> Exercise aim
Repeat the entries that follow verbatim, without any of their pictures.

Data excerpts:

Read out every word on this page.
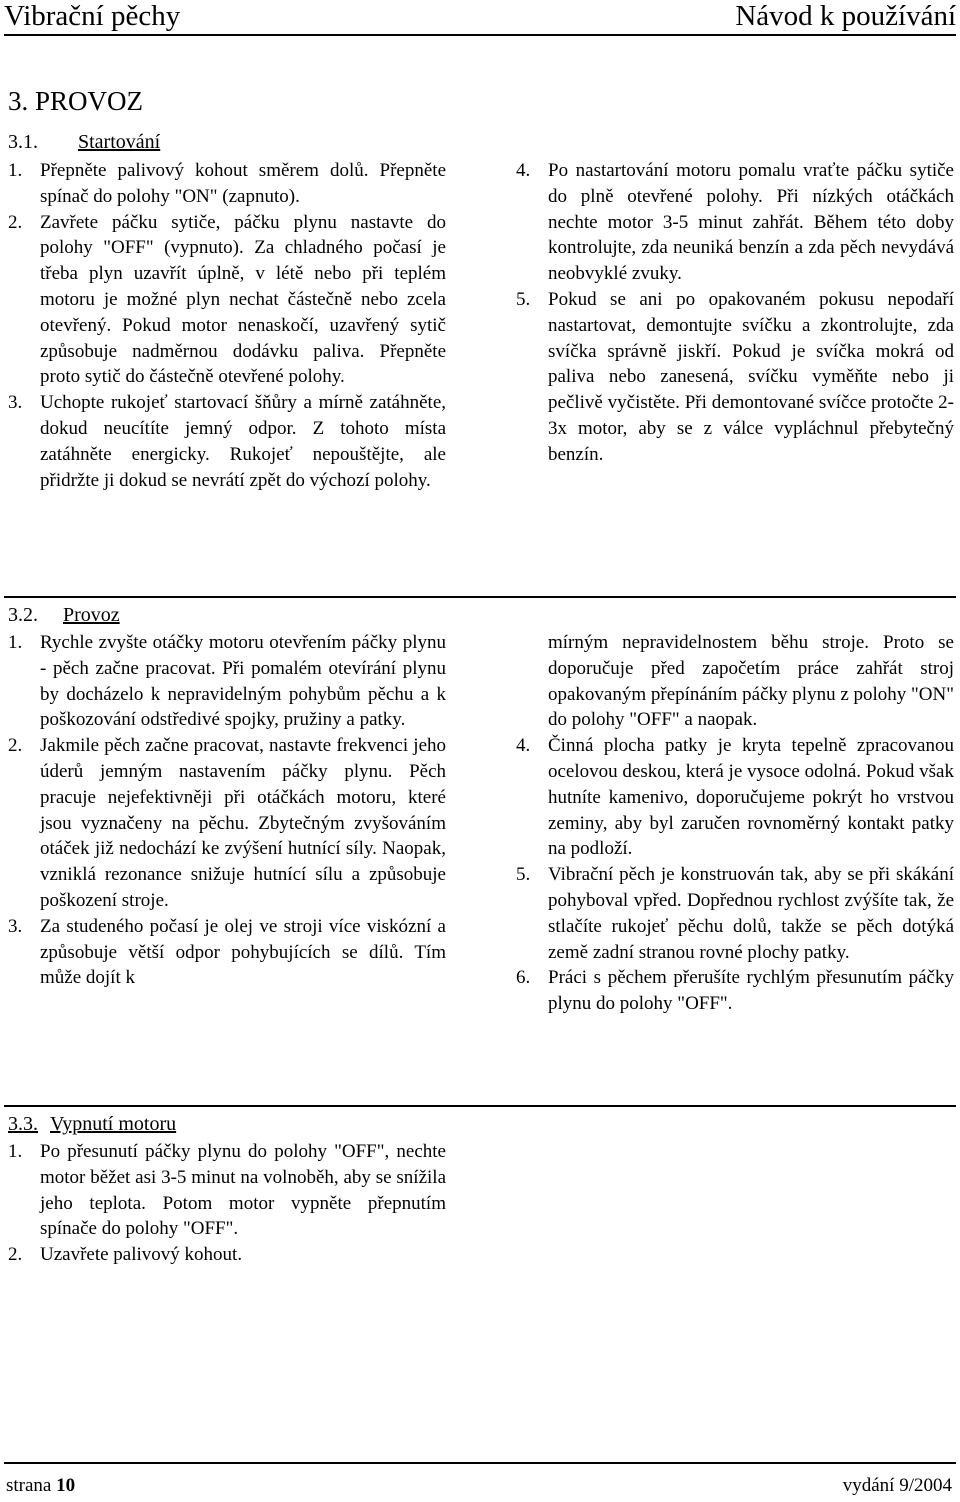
Vibrační pěchy	Návod k používání
3. PROVOZ
3.1. Startování
1. Přepněte palivový kohout směrem dolů. Přepněte spínač do polohy "ON" (zapnuto).

2. Zavřete páčku sytiče, páčku plynu nastavte do polohy "OFF" (vypnuto). Za chladného počasí je třeba plyn uzavřít úplně, v létě nebo při teplém motoru je možné plyn nechat částečně nebo zcela otevřený. Pokud motor nenaskočí, uzavřený sytič způsobuje nadměrnou dodávku paliva. Přepněte proto sytič do částečně otevřené polohy.

3. Uchopte rukojeť startovací šňůry a mírně zatáhněte, dokud neucítíte jemný odpor. Z tohoto místa zatáhněte energicky. Rukojeť nepouštějte, ale přidržte ji dokud se nevrátí zpět do výchozí polohy.

4. Po nastartování motoru pomalu vraťte páčku sytiče do plně otevřené polohy. Při nízkých otáčkách nechte motor 3-5 minut zahřát. Během této doby kontrolujte, zda neuniká benzín a zda pěch nevydává neobvyklé zvuky.

5. Pokud se ani po opakovaném pokusu nepodaří nastartovat, demontujte svíčku a zkontrolujte, zda svíčka správně jiskří. Pokud je svíčka mokrá od paliva nebo zanesená, svíčku vyměňte nebo ji pečlivě vyčistěte. Při demontované svíčce protočte 2-3x motor, aby se z válce vypláchnul přebytečný benzín.

3.2. Provoz
1. Rychle zvyšte otáčky motoru otevřením páčky plynu - pěch začne pracovat. Při pomalém otevírání plynu by docházelo k nepravidelným pohybům pěchu a k poškozování odstředivé spojky, pružiny a patky.

2. Jakmile pěch začne pracovat, nastavte frekvenci jeho úderů jemným nastavením páčky plynu. Pěch pracuje nejefektivněji při otáčkách motoru, které jsou vyznačeny na pěchu. Zbytečným zvyšováním otáček již nedochází ke zvýšení hutnící síly. Naopak, vzniklá rezonance snižuje hutnící sílu a způsobuje poškození stroje.

3. Za studeného počasí je olej ve stroji více viskózní a způsobuje větší odpor pohybujících se dílů. Tím může dojít k

mírným nepravidelnostem běhu stroje. Proto se doporučuje před započetím práce zahřát stroj opakovaným přepínáním páčky plynu z polohy "ON" do polohy "OFF" a naopak.

4. Činná plocha patky je kryta tepelně zpracovanou ocelovou deskou, která je vysoce odolná. Pokud však hutníte kamenivo, doporučujeme pokrýt ho vrstvou zeminy, aby byl zaručen rovnoměrný kontakt patky na podloží.

5. Vibrační pěch je konstruován tak, aby se při skákání pohyboval vpřed. Dopřednou rychlost zvýšíte tak, že stlačíte rukojeť pěchu dolů, takže se pěch dotýká země zadní stranou rovné plochy patky.

6. Práci s pěchem přerušíte rychlým přesunutím páčky plynu do polohy "OFF".

3.3. Vypnutí motoru
1. Po přesunutí páčky plynu do polohy "OFF", nechte motor běžet asi 3-5 minut na volnoběh, aby se snížila jeho teplota. Potom motor vypněte přepnutím spínače do polohy "OFF".

2. Uzavřete palivový kohout.

strana 10	vydání 9/2004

> Exercise solution
Read out every word on this page.
Vibrační pěchy	Návod k používání
3. PROVOZ
3.1. Startování
1. Přepněte palivový kohout směrem dolů. Přepněte spínač do polohy "ON" (zapnuto).

2. Zavřete páčku sytiče, páčku plynu nastavte do polohy "OFF" (vypnuto). Za chladného počasí je třeba plyn uzavřít úplně, v létě nebo při teplém motoru je možné plyn nechat částečně nebo zcela otevřený. Pokud motor nenaskočí, uzavřený sytič způsobuje nadměrnou dodávku paliva. Přepněte proto sytič do částečně otevřené polohy.

3. Uchopte rukojeť startovací šňůry a mírně zatáhněte, dokud neucítíte jemný odpor. Z tohoto místa zatáhněte energicky. Rukojeť nepouštějte, ale přidržte ji dokud se nevrátí zpět do výchozí polohy.

4. Po nastartování motoru pomalu vraťte páčku sytiče do plně otevřené polohy. Při nízkých otáčkách nechte motor 3-5 minut zahřát. Během této doby kontrolujte, zda neuniká benzín a zda pěch nevydává neobvyklé zvuky.

5. Pokud se ani po opakovaném pokusu nepodaří nastartovat, demontujte svíčku a zkontrolujte, zda svíčka správně jiskří. Pokud je svíčka mokrá od paliva nebo zanesená, svíčku vyměňte nebo ji pečlivě vyčistěte. Při demontované svíčce protočte 2-3x motor, aby se z válce vypláchnul přebytečný benzín.

3.2. Provoz
1. Rychle zvyšte otáčky motoru otevřením páčky plynu - pěch začne pracovat. Při pomalém otevírání plynu by docházelo k nepravidelným pohybům pěchu a k poškozování odstředivé spojky, pružiny a patky.

2. Jakmile pěch začne pracovat, nastavte frekvenci jeho úderů jemným nastavením páčky plynu. Pěch pracuje nejefektivněji při otáčkách motoru, které jsou vyznačeny na pěchu. Zbytečným zvyšováním otáček již nedochází ke zvýšení hutnící síly. Naopak, vzniklá rezonance snižuje hutnící sílu a způsobuje poškození stroje.

3. Za studeného počasí je olej ve stroji více viskózní a způsobuje větší odpor pohybujících se dílů. Tím může dojít k

mírným nepravidelnostem běhu stroje. Proto se doporučuje před započetím práce zahřát stroj opakovaným přepínáním páčky plynu z polohy "ON" do polohy "OFF" a naopak.

4. Činná plocha patky je kryta tepelně zpracovanou ocelovou deskou, která je vysoce odolná. Pokud však hutníte kamenivo, doporučujeme pokrýt ho vrstvou zeminy, aby byl zaručen rovnoměrný kontakt patky na podloží.

5. Vibrační pěch je konstruován tak, aby se při skákání pohyboval vpřed. Dopřednou rychlost zvýšíte tak, že stlačíte rukojeť pěchu dolů, takže se pěch dotýká země zadní stranou rovné plochy patky.

6. Práci s pěchem přerušíte rychlým přesunutím páčky plynu do polohy "OFF".

3.3. Vypnutí motoru
1. Po přesunutí páčky plynu do polohy "OFF", nechte motor běžet asi 3-5 minut na volnoběh, aby se snížila jeho teplota. Potom motor vypněte přepnutím spínače do polohy "OFF".

2. Uzavřete palivový kohout.

strana 10	vydání 9/2004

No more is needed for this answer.